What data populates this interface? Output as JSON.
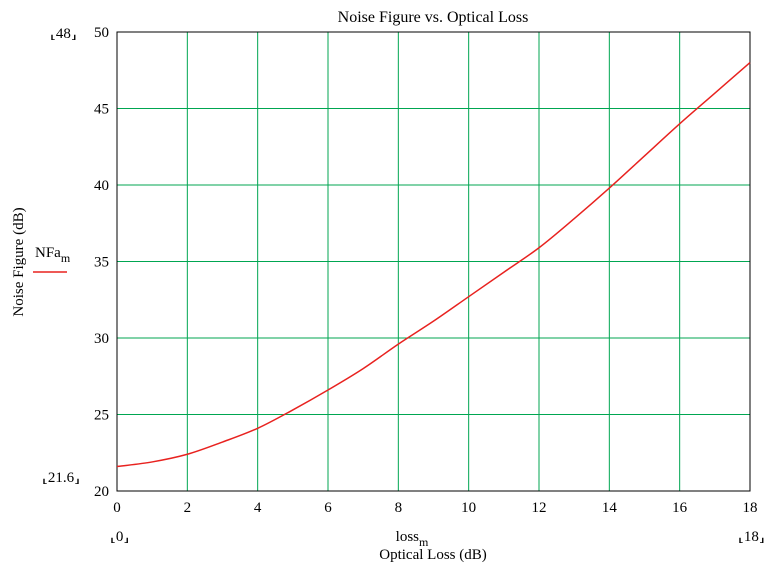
{
  "chart_data": {
    "type": "line",
    "title": "Noise Figure vs. Optical Loss",
    "xlabel": "Optical Loss (dB)",
    "ylabel": "Noise Figure (dB)",
    "x_var": "loss",
    "x_var_sub": "m",
    "y_var": "NFa",
    "y_var_sub": "m",
    "xlim": [
      0,
      18
    ],
    "ylim": [
      20,
      50
    ],
    "x_ticks": [
      "0",
      "2",
      "4",
      "6",
      "8",
      "10",
      "12",
      "14",
      "16",
      "18"
    ],
    "y_ticks": [
      "20",
      "25",
      "30",
      "35",
      "40",
      "45",
      "50"
    ],
    "corner_labels": {
      "x_min": "0",
      "x_max": "18",
      "y_min": "21.6",
      "y_max": "48"
    },
    "grid": true,
    "grid_color": "#00a651",
    "line_color": "#e8221f",
    "legend": "left",
    "series": [
      {
        "name": "NFam",
        "x": [
          0,
          1,
          2,
          3,
          4,
          5,
          6,
          7,
          8,
          9,
          10,
          11,
          12,
          13,
          14,
          15,
          16,
          17,
          18
        ],
        "values": [
          21.6,
          21.9,
          22.4,
          23.2,
          24.1,
          25.3,
          26.6,
          28.0,
          29.6,
          31.1,
          32.7,
          34.3,
          35.9,
          37.8,
          39.8,
          41.9,
          44.0,
          46.0,
          48.0
        ]
      }
    ]
  }
}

******************************

Reproduce the records above exactly, leaving out every picture they contain.

- _RESULT OF THIS TASK_:
What data populates this interface? Output as JSON.
{
  "chart_data": {
    "type": "line",
    "title": "Noise Figure vs. Optical Loss",
    "xlabel": "Optical Loss (dB)",
    "ylabel": "Noise Figure (dB)",
    "x_var": "loss",
    "x_var_sub": "m",
    "y_var": "NFa",
    "y_var_sub": "m",
    "xlim": [
      0,
      18
    ],
    "ylim": [
      20,
      50
    ],
    "x_ticks": [
      "0",
      "2",
      "4",
      "6",
      "8",
      "10",
      "12",
      "14",
      "16",
      "18"
    ],
    "y_ticks": [
      "20",
      "25",
      "30",
      "35",
      "40",
      "45",
      "50"
    ],
    "corner_labels": {
      "x_min": "0",
      "x_max": "18",
      "y_min": "21.6",
      "y_max": "48"
    },
    "grid": true,
    "grid_color": "#00a651",
    "line_color": "#e8221f",
    "legend": "left",
    "series": [
      {
        "name": "NFam",
        "x": [
          0,
          1,
          2,
          3,
          4,
          5,
          6,
          7,
          8,
          9,
          10,
          11,
          12,
          13,
          14,
          15,
          16,
          17,
          18
        ],
        "values": [
          21.6,
          21.9,
          22.4,
          23.2,
          24.1,
          25.3,
          26.6,
          28.0,
          29.6,
          31.1,
          32.7,
          34.3,
          35.9,
          37.8,
          39.8,
          41.9,
          44.0,
          46.0,
          48.0
        ]
      }
    ]
  }
}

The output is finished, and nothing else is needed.